── DATA FOR PROCESSING ──

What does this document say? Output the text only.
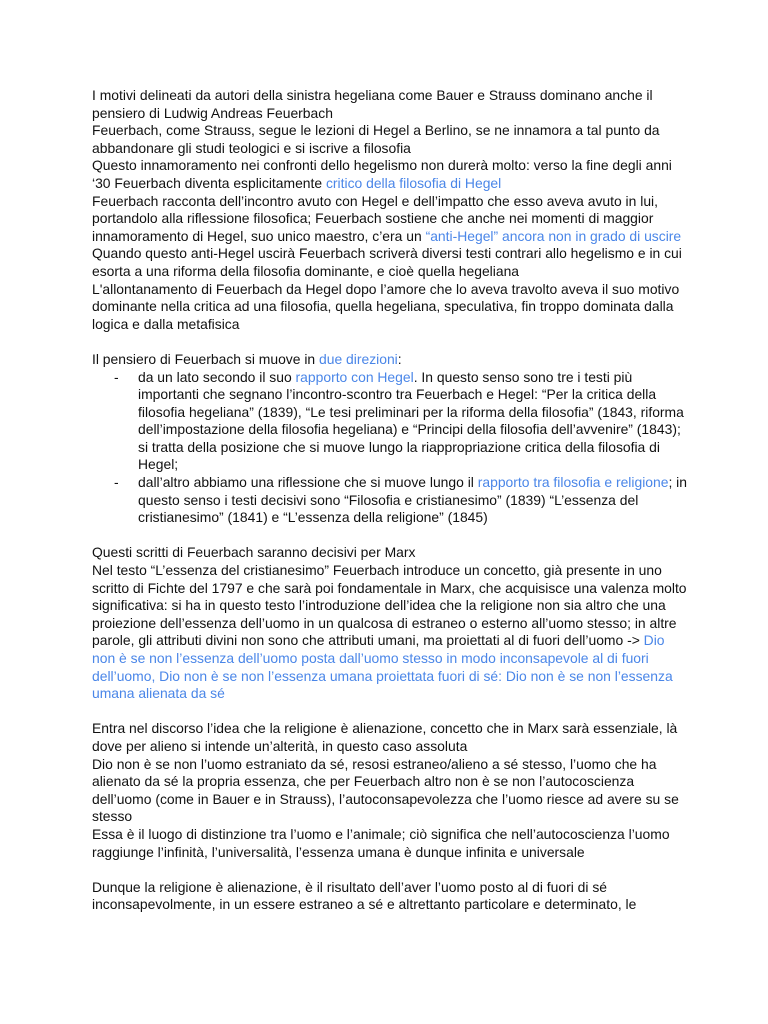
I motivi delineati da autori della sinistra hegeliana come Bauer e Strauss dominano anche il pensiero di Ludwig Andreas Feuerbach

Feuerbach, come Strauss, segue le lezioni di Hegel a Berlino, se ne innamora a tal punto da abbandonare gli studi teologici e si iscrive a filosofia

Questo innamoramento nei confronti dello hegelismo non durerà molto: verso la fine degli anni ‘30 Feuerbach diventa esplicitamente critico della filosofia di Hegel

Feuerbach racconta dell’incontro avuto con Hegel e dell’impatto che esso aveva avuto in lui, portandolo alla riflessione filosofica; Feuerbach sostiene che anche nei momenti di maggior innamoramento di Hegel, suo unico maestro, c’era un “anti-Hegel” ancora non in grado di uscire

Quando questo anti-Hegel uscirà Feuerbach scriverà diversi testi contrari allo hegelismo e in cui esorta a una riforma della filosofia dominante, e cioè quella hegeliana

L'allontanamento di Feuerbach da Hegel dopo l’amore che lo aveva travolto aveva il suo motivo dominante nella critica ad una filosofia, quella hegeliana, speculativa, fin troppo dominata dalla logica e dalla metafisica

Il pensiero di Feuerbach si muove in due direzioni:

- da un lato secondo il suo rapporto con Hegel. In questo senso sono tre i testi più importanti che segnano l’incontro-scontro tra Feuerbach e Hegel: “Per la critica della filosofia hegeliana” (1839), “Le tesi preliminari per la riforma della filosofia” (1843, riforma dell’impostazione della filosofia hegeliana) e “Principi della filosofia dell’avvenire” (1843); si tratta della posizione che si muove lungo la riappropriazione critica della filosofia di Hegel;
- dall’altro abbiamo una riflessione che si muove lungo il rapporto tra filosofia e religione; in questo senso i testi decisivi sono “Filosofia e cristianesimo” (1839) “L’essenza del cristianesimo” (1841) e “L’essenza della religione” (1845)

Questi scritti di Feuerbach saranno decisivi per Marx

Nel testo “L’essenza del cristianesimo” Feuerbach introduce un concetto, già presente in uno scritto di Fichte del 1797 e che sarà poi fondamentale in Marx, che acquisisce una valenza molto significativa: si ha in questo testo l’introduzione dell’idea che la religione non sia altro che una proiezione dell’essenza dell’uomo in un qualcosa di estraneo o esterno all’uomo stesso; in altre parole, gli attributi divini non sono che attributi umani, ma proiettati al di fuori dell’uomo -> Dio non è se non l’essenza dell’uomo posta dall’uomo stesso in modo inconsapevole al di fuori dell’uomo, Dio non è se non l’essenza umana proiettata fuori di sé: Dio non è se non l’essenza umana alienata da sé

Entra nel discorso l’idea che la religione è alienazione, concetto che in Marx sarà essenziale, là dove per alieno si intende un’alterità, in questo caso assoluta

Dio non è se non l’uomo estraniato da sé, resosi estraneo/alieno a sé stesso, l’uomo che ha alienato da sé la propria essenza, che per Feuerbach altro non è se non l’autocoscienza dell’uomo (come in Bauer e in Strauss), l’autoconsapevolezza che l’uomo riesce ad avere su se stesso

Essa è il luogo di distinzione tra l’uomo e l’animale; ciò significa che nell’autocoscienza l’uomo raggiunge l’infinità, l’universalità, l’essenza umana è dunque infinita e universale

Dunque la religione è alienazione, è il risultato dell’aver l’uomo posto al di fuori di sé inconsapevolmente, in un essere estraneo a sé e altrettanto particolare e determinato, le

───
── DATA FOR PROCESSING ──

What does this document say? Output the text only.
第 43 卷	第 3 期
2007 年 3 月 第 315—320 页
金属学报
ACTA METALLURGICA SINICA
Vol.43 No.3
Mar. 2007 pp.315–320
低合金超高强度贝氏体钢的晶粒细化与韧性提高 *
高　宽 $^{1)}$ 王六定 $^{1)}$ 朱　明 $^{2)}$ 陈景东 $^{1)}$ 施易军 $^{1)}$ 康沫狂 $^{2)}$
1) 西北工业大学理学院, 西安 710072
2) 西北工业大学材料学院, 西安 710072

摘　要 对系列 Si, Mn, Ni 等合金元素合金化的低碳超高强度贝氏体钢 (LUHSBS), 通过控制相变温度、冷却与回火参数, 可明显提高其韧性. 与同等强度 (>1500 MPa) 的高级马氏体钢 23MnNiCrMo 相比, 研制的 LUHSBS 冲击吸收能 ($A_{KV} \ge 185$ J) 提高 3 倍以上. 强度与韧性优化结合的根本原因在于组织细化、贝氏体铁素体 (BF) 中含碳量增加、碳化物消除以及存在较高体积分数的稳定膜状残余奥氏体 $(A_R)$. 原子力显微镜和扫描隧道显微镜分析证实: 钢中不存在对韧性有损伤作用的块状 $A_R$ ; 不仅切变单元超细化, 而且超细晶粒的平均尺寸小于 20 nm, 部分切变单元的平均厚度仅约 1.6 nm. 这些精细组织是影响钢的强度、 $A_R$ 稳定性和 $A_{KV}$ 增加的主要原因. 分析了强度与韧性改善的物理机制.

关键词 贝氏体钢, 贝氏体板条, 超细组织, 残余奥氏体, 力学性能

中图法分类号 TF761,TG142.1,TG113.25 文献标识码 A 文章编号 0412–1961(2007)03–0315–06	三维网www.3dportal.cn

───
── DATA FOR PROCESSING ──

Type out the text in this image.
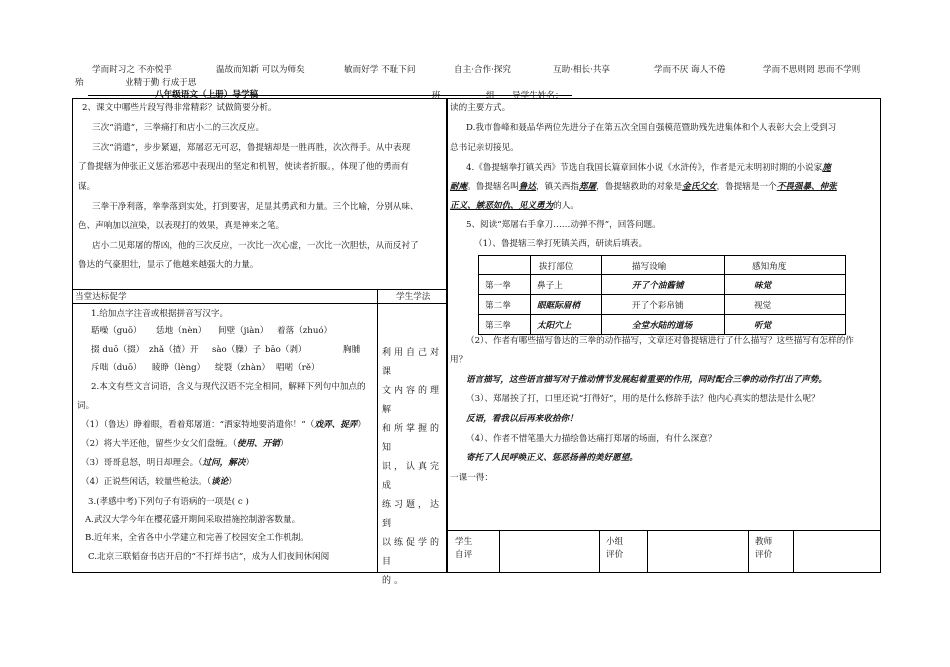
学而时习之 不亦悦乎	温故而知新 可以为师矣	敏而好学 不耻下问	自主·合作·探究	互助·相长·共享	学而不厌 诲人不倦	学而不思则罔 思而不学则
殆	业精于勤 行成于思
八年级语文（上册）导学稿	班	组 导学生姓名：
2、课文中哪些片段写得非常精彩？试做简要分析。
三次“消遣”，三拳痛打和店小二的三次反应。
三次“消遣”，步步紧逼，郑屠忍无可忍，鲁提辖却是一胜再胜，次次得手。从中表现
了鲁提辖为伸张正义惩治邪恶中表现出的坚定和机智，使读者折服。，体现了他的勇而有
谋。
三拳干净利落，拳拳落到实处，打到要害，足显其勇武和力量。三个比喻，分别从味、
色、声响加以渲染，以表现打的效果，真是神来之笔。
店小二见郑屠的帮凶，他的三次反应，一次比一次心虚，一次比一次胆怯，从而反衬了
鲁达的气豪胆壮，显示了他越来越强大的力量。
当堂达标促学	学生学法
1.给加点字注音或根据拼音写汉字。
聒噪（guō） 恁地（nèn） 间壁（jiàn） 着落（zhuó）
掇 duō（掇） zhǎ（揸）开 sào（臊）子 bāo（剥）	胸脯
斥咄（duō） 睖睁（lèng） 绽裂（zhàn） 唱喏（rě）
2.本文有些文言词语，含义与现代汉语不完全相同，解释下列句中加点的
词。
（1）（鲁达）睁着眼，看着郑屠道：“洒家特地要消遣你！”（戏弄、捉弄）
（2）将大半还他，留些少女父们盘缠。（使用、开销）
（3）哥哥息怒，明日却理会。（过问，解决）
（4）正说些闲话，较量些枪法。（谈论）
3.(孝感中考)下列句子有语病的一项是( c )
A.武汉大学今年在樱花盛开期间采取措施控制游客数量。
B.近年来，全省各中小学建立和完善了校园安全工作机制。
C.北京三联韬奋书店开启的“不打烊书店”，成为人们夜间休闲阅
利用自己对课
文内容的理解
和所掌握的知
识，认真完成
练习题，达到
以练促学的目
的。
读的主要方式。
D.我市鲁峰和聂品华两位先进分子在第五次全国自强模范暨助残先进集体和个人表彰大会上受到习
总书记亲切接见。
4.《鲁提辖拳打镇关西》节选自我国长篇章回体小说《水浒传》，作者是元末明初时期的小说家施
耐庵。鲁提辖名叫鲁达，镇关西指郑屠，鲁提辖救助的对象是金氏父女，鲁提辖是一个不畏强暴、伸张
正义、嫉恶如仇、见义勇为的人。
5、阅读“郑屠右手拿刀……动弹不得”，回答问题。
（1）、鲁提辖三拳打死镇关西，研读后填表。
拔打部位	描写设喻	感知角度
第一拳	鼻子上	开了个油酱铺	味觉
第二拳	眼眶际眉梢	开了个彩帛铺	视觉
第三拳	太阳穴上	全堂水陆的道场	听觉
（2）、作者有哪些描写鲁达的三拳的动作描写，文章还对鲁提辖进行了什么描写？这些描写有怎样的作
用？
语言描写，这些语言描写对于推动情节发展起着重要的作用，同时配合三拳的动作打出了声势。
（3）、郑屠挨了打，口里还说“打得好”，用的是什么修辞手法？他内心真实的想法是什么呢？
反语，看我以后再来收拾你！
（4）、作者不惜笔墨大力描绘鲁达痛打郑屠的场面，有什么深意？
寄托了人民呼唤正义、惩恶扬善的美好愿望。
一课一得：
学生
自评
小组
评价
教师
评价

───

STATED EXERCISE | Copy every line in the entries above that has the string "della" in it.

REPLY |
I motivi delineati da autori della sinistra hegeliana come Bauer e Strauss dominano anche il pensiero di Ludwig Andreas Feuerbach
Questo innamoramento nei confronti dello hegelismo non durerà molto: verso la fine degli anni ‘30 Feuerbach diventa esplicitamente critico della filosofia di Hegel
Quando questo anti-Hegel uscirà Feuerbach scriverà diversi testi contrari allo hegelismo e in cui esorta a una riforma della filosofia dominante, e cioè quella hegeliana
- da un lato secondo il suo rapporto con Hegel. In questo senso sono tre i testi più importanti che segnano l’incontro-scontro tra Feuerbach e Hegel: “Per la critica della filosofia hegeliana” (1839), “Le tesi preliminari per la riforma della filosofia” (1843, riforma dell’impostazione della filosofia hegeliana) e “Principi della filosofia dell’avvenire” (1843); si tratta della posizione che si muove lungo la riappropriazione critica della filosofia di Hegel;
- dall’altro abbiamo una riflessione che si muove lungo il rapporto tra filosofia e religione; in questo senso i testi decisivi sono “Filosofia e cristianesimo” (1839) “L’essenza del cristianesimo” (1841) e “L’essenza della religione” (1845)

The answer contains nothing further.